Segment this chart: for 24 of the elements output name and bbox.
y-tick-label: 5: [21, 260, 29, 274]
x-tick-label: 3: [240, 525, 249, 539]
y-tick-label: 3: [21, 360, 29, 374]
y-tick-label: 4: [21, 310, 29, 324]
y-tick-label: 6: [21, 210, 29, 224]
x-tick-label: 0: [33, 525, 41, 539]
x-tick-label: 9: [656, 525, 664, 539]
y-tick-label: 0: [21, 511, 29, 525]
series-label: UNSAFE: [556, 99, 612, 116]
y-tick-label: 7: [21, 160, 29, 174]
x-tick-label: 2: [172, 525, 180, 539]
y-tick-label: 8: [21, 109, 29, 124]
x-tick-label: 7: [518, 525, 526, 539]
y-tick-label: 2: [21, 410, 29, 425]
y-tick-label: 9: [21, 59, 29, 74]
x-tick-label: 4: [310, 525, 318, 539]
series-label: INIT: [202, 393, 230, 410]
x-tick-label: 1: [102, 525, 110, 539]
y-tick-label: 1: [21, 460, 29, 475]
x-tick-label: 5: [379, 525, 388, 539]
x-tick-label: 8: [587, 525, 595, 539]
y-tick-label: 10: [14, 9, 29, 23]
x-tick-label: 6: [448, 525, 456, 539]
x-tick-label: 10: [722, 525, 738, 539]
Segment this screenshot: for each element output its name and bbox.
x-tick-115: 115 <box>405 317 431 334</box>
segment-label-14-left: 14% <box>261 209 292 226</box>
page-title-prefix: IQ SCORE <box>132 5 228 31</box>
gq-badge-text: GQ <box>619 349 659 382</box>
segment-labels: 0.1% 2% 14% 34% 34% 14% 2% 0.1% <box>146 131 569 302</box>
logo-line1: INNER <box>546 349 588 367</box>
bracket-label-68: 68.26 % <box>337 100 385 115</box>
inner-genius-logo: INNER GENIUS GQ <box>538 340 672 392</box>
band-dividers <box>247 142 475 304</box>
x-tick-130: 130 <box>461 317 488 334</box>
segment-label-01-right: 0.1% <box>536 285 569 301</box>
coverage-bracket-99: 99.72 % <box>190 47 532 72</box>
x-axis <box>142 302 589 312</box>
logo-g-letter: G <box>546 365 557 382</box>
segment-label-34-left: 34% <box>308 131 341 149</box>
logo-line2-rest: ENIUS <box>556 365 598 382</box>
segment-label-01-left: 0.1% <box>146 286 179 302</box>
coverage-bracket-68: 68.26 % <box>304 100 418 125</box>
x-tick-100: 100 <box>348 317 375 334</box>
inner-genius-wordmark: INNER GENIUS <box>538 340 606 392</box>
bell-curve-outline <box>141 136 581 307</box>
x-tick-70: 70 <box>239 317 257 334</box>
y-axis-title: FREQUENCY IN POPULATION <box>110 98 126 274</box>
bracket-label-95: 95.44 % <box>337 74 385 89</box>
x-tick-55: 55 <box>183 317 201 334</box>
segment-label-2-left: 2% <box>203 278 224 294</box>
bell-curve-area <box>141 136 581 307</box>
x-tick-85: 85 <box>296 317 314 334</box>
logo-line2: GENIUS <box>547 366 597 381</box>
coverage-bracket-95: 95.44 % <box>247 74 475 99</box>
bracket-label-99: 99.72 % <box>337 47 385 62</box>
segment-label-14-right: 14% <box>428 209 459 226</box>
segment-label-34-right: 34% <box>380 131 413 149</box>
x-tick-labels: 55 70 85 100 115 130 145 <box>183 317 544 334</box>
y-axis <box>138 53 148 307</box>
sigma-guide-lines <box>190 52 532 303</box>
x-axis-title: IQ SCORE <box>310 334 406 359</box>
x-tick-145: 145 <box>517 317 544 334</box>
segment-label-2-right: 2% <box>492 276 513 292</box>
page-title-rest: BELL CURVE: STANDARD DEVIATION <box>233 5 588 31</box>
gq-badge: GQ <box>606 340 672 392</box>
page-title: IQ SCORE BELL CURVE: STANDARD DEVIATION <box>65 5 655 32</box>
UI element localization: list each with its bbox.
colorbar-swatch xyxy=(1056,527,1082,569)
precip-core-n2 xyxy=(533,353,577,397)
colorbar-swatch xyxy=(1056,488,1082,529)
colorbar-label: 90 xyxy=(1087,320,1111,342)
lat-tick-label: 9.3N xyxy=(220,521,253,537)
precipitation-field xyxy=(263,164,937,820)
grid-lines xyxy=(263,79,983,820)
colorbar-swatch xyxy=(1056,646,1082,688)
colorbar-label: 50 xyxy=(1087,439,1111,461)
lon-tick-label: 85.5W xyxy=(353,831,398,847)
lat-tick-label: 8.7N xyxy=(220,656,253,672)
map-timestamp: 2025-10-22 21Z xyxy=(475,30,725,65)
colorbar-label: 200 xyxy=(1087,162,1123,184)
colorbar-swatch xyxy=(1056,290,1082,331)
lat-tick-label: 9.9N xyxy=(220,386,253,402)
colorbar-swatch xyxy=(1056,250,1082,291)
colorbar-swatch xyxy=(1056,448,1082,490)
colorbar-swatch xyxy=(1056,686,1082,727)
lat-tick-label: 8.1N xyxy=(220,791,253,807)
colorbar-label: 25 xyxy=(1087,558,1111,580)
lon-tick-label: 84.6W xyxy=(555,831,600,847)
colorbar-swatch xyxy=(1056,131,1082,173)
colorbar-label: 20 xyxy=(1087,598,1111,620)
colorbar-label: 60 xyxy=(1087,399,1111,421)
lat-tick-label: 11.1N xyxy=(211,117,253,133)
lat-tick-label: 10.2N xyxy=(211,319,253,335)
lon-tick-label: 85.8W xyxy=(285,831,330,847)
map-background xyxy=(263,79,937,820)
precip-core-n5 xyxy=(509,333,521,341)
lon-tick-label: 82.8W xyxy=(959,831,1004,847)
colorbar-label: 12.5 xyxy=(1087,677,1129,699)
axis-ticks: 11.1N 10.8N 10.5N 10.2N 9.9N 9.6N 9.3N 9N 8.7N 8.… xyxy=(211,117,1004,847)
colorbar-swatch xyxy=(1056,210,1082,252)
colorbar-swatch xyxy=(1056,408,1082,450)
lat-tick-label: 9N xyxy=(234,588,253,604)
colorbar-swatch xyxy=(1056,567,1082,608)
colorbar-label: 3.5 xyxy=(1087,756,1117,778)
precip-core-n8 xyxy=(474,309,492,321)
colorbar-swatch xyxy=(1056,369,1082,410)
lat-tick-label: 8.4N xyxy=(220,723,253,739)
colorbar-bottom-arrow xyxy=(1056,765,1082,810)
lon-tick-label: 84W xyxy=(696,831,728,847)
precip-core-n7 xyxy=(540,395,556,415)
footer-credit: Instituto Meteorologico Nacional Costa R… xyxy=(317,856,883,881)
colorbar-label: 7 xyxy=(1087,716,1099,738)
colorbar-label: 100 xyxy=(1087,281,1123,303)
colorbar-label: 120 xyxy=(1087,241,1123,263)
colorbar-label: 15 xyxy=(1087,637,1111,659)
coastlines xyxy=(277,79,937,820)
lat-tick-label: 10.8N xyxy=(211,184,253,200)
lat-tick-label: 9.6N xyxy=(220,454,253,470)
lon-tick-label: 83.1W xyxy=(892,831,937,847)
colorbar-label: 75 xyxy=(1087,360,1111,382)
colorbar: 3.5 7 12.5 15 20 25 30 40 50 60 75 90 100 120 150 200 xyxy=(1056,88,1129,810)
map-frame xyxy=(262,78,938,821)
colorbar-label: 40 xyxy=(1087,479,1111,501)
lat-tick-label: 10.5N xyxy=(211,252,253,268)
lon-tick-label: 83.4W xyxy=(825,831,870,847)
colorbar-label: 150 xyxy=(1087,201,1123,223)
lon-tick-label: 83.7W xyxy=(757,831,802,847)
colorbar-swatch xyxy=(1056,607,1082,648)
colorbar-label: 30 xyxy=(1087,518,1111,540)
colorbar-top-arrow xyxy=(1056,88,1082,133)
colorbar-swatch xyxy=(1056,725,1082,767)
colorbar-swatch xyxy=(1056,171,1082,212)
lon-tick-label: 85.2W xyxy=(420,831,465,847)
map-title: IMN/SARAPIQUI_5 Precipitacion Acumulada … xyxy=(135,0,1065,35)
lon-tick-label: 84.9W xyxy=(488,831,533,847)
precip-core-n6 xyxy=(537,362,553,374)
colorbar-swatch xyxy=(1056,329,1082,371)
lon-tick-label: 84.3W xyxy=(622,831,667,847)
────────
• Short task
Copy the material word for word, starting at its first line and ending with the line that contains "coverage-bracket-99: 99.72 %", including that line.

• The solution
Segment this chart: for 24 of the elements output name and bbox.
y-tick-label: 5: [21, 260, 29, 274]
x-tick-label: 3: [240, 525, 249, 539]
y-tick-label: 3: [21, 360, 29, 374]
y-tick-label: 4: [21, 310, 29, 324]
y-tick-label: 6: [21, 210, 29, 224]
x-tick-label: 0: [33, 525, 41, 539]
x-tick-label: 9: [656, 525, 664, 539]
y-tick-label: 0: [21, 511, 29, 525]
series-label: UNSAFE: [556, 99, 612, 116]
y-tick-label: 7: [21, 160, 29, 174]
x-tick-label: 2: [172, 525, 180, 539]
y-tick-label: 8: [21, 109, 29, 124]
x-tick-label: 7: [518, 525, 526, 539]
y-tick-label: 2: [21, 410, 29, 425]
y-tick-label: 9: [21, 59, 29, 74]
x-tick-label: 4: [310, 525, 318, 539]
series-label: INIT: [202, 393, 230, 410]
x-tick-label: 1: [102, 525, 110, 539]
y-tick-label: 1: [21, 460, 29, 475]
x-tick-label: 5: [379, 525, 388, 539]
x-tick-label: 8: [587, 525, 595, 539]
y-tick-label: 10: [14, 9, 29, 23]
x-tick-label: 6: [448, 525, 456, 539]
x-tick-label: 10: [722, 525, 738, 539]
Segment this screenshot: for each element output its name and bbox.
x-tick-115: 115 <box>405 317 431 334</box>
segment-label-14-left: 14% <box>261 209 292 226</box>
page-title-prefix: IQ SCORE <box>132 5 228 31</box>
gq-badge-text: GQ <box>619 349 659 382</box>
segment-labels: 0.1% 2% 14% 34% 34% 14% 2% 0.1% <box>146 131 569 302</box>
logo-line1: INNER <box>546 349 588 367</box>
bracket-label-68: 68.26 % <box>337 100 385 115</box>
inner-genius-logo: INNER GENIUS GQ <box>538 340 672 392</box>
band-dividers <box>247 142 475 304</box>
x-tick-130: 130 <box>461 317 488 334</box>
segment-label-01-right: 0.1% <box>536 285 569 301</box>
coverage-bracket-99: 99.72 % <box>190 47 532 72</box>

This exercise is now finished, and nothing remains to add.